Give every entry again, word for word.

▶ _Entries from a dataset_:
((
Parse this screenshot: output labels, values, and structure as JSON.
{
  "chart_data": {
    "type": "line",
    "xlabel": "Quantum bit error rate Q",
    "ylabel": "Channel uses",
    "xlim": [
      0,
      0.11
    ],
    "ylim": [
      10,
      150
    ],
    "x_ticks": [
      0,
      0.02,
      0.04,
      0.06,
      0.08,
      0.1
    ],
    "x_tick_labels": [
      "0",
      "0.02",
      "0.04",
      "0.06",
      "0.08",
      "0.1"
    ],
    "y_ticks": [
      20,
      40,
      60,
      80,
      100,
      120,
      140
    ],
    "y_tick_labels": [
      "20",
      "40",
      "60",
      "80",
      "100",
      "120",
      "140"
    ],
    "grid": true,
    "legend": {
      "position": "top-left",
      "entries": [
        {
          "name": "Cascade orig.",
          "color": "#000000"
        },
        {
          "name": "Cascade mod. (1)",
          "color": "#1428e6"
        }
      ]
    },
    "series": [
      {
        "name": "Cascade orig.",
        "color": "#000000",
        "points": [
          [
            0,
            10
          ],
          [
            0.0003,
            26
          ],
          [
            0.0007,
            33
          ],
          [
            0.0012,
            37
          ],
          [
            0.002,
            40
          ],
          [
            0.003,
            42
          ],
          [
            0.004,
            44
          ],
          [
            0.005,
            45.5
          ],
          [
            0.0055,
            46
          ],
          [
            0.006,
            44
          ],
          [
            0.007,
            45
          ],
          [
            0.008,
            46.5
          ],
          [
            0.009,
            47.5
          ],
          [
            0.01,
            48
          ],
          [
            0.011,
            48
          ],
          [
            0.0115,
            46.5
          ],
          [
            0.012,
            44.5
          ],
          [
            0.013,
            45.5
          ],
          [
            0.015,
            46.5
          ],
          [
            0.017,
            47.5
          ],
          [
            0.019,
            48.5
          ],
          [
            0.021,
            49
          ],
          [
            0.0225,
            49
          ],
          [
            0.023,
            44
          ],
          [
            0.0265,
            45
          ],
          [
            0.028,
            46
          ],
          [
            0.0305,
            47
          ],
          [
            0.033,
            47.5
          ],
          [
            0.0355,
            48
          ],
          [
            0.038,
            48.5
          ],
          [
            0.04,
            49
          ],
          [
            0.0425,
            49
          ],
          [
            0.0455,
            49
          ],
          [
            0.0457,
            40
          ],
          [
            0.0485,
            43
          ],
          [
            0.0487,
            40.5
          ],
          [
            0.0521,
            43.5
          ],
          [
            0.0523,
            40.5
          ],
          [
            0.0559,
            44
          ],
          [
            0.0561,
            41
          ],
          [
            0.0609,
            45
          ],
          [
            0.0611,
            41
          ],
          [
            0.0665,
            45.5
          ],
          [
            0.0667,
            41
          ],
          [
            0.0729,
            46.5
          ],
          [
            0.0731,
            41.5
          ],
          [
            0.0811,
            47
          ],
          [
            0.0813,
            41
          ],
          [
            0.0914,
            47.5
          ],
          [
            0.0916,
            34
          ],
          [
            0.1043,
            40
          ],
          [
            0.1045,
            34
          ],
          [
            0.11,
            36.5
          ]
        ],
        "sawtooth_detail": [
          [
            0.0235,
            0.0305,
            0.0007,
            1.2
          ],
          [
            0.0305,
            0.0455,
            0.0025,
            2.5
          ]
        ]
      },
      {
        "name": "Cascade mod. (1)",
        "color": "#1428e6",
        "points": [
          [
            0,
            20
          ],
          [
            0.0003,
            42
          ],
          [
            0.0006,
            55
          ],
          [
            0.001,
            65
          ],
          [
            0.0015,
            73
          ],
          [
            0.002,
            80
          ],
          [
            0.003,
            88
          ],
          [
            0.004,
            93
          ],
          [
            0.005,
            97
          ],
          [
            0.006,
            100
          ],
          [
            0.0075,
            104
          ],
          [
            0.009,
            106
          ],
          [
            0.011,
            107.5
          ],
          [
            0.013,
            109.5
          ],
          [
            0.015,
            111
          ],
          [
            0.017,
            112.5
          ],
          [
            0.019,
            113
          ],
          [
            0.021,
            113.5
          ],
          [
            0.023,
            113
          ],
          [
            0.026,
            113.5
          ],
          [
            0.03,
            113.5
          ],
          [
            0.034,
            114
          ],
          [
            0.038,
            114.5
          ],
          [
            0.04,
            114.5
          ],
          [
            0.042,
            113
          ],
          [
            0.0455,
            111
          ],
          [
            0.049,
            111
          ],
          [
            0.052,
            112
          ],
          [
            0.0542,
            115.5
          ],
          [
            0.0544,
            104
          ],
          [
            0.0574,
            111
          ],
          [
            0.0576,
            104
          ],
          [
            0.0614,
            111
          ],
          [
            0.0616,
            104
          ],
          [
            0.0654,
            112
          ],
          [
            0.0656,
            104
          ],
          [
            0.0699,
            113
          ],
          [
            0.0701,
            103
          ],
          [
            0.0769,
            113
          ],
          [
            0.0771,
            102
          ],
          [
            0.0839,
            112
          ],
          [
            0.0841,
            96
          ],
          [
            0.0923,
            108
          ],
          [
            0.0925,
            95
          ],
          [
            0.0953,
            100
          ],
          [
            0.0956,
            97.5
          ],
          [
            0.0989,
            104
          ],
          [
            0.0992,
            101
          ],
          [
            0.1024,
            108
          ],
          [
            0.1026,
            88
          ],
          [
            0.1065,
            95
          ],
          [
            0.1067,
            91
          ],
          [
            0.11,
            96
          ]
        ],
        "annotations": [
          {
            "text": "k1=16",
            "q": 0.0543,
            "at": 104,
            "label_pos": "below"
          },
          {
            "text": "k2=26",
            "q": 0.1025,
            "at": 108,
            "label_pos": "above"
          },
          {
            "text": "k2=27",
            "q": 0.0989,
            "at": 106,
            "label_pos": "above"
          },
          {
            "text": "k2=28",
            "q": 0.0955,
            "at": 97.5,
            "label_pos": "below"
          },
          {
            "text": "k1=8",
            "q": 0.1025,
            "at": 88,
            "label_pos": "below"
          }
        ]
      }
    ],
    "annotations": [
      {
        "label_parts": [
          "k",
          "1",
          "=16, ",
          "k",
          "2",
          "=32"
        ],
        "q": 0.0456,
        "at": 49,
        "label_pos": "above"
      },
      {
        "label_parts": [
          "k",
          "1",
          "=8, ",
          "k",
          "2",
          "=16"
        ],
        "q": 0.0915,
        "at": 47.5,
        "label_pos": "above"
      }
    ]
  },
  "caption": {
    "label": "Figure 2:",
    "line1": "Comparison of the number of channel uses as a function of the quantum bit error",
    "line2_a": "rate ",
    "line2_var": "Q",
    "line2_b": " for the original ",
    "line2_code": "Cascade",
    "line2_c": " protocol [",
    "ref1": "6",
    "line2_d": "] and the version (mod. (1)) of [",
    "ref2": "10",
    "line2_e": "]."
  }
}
))
▶ _SOLUTION TO THIS TASK_:
Parse this screenshot: output labels, values, and structure as JSON.
{
  "chart_data": {
    "type": "line",
    "xlabel": "Quantum bit error rate Q",
    "ylabel": "Channel uses",
    "xlim": [
      0,
      0.11
    ],
    "ylim": [
      10,
      150
    ],
    "x_ticks": [
      0,
      0.02,
      0.04,
      0.06,
      0.08,
      0.1
    ],
    "x_tick_labels": [
      "0",
      "0.02",
      "0.04",
      "0.06",
      "0.08",
      "0.1"
    ],
    "y_ticks": [
      20,
      40,
      60,
      80,
      100,
      120,
      140
    ],
    "y_tick_labels": [
      "20",
      "40",
      "60",
      "80",
      "100",
      "120",
      "140"
    ],
    "grid": true,
    "legend": {
      "position": "top-left",
      "entries": [
        {
          "name": "Cascade orig.",
          "color": "#000000"
        },
        {
          "name": "Cascade mod. (1)",
          "color": "#1428e6"
        }
      ]
    },
    "series": [
      {
        "name": "Cascade orig.",
        "color": "#000000",
        "points": [
          [
            0,
            10
          ],
          [
            0.0003,
            26
          ],
          [
            0.0007,
            33
          ],
          [
            0.0012,
            37
          ],
          [
            0.002,
            40
          ],
          [
            0.003,
            42
          ],
          [
            0.004,
            44
          ],
          [
            0.005,
            45.5
          ],
          [
            0.0055,
            46
          ],
          [
            0.006,
            44
          ],
          [
            0.007,
            45
          ],
          [
            0.008,
            46.5
          ],
          [
            0.009,
            47.5
          ],
          [
            0.01,
            48
          ],
          [
            0.011,
            48
          ],
          [
            0.0115,
            46.5
          ],
          [
            0.012,
            44.5
          ],
          [
            0.013,
            45.5
          ],
          [
            0.015,
            46.5
          ],
          [
            0.017,
            47.5
          ],
          [
            0.019,
            48.5
          ],
          [
            0.021,
            49
          ],
          [
            0.0225,
            49
          ],
          [
            0.023,
            44
          ],
          [
            0.0265,
            45
          ],
          [
            0.028,
            46
          ],
          [
            0.0305,
            47
          ],
          [
            0.033,
            47.5
          ],
          [
            0.0355,
            48
          ],
          [
            0.038,
            48.5
          ],
          [
            0.04,
            49
          ],
          [
            0.0425,
            49
          ],
          [
            0.0455,
            49
          ],
          [
            0.0457,
            40
          ],
          [
            0.0485,
            43
          ],
          [
            0.0487,
            40.5
          ],
          [
            0.0521,
            43.5
          ],
          [
            0.0523,
            40.5
          ],
          [
            0.0559,
            44
          ],
          [
            0.0561,
            41
          ],
          [
            0.0609,
            45
          ],
          [
            0.0611,
            41
          ],
          [
            0.0665,
            45.5
          ],
          [
            0.0667,
            41
          ],
          [
            0.0729,
            46.5
          ],
          [
            0.0731,
            41.5
          ],
          [
            0.0811,
            47
          ],
          [
            0.0813,
            41
          ],
          [
            0.0914,
            47.5
          ],
          [
            0.0916,
            34
          ],
          [
            0.1043,
            40
          ],
          [
            0.1045,
            34
          ],
          [
            0.11,
            36.5
          ]
        ],
        "sawtooth_detail": [
          [
            0.0235,
            0.0305,
            0.0007,
            1.2
          ],
          [
            0.0305,
            0.0455,
            0.0025,
            2.5
          ]
        ]
      },
      {
        "name": "Cascade mod. (1)",
        "color": "#1428e6",
        "points": [
          [
            0,
            20
          ],
          [
            0.0003,
            42
          ],
          [
            0.0006,
            55
          ],
          [
            0.001,
            65
          ],
          [
            0.0015,
            73
          ],
          [
            0.002,
            80
          ],
          [
            0.003,
            88
          ],
          [
            0.004,
            93
          ],
          [
            0.005,
            97
          ],
          [
            0.006,
            100
          ],
          [
            0.0075,
            104
          ],
          [
            0.009,
            106
          ],
          [
            0.011,
            107.5
          ],
          [
            0.013,
            109.5
          ],
          [
            0.015,
            111
          ],
          [
            0.017,
            112.5
          ],
          [
            0.019,
            113
          ],
          [
            0.021,
            113.5
          ],
          [
            0.023,
            113
          ],
          [
            0.026,
            113.5
          ],
          [
            0.03,
            113.5
          ],
          [
            0.034,
            114
          ],
          [
            0.038,
            114.5
          ],
          [
            0.04,
            114.5
          ],
          [
            0.042,
            113
          ],
          [
            0.0455,
            111
          ],
          [
            0.049,
            111
          ],
          [
            0.052,
            112
          ],
          [
            0.0542,
            115.5
          ],
          [
            0.0544,
            104
          ],
          [
            0.0574,
            111
          ],
          [
            0.0576,
            104
          ],
          [
            0.0614,
            111
          ],
          [
            0.0616,
            104
          ],
          [
            0.0654,
            112
          ],
          [
            0.0656,
            104
          ],
          [
            0.0699,
            113
          ],
          [
            0.0701,
            103
          ],
          [
            0.0769,
            113
          ],
          [
            0.0771,
            102
          ],
          [
            0.0839,
            112
          ],
          [
            0.0841,
            96
          ],
          [
            0.0923,
            108
          ],
          [
            0.0925,
            95
          ],
          [
            0.0953,
            100
          ],
          [
            0.0956,
            97.5
          ],
          [
            0.0989,
            104
          ],
          [
            0.0992,
            101
          ],
          [
            0.1024,
            108
          ],
          [
            0.1026,
            88
          ],
          [
            0.1065,
            95
          ],
          [
            0.1067,
            91
          ],
          [
            0.11,
            96
          ]
        ],
        "annotations": [
          {
            "text": "k1=16",
            "q": 0.0543,
            "at": 104,
            "label_pos": "below"
          },
          {
            "text": "k2=26",
            "q": 0.1025,
            "at": 108,
            "label_pos": "above"
          },
          {
            "text": "k2=27",
            "q": 0.0989,
            "at": 106,
            "label_pos": "above"
          },
          {
            "text": "k2=28",
            "q": 0.0955,
            "at": 97.5,
            "label_pos": "below"
          },
          {
            "text": "k1=8",
            "q": 0.1025,
            "at": 88,
            "label_pos": "below"
          }
        ]
      }
    ],
    "annotations": [
      {
        "label_parts": [
          "k",
          "1",
          "=16, ",
          "k",
          "2",
          "=32"
        ],
        "q": 0.0456,
        "at": 49,
        "label_pos": "above"
      },
      {
        "label_parts": [
          "k",
          "1",
          "=8, ",
          "k",
          "2",
          "=16"
        ],
        "q": 0.0915,
        "at": 47.5,
        "label_pos": "above"
      }
    ]
  },
  "caption": {
    "label": "Figure 2:",
    "line1": "Comparison of the number of channel uses as a function of the quantum bit error",
    "line2_a": "rate ",
    "line2_var": "Q",
    "line2_b": " for the original ",
    "line2_code": "Cascade",
    "line2_c": " protocol [",
    "ref1": "6",
    "line2_d": "] and the version (mod. (1)) of [",
    "ref2": "10",
    "line2_e": "]."
  }
}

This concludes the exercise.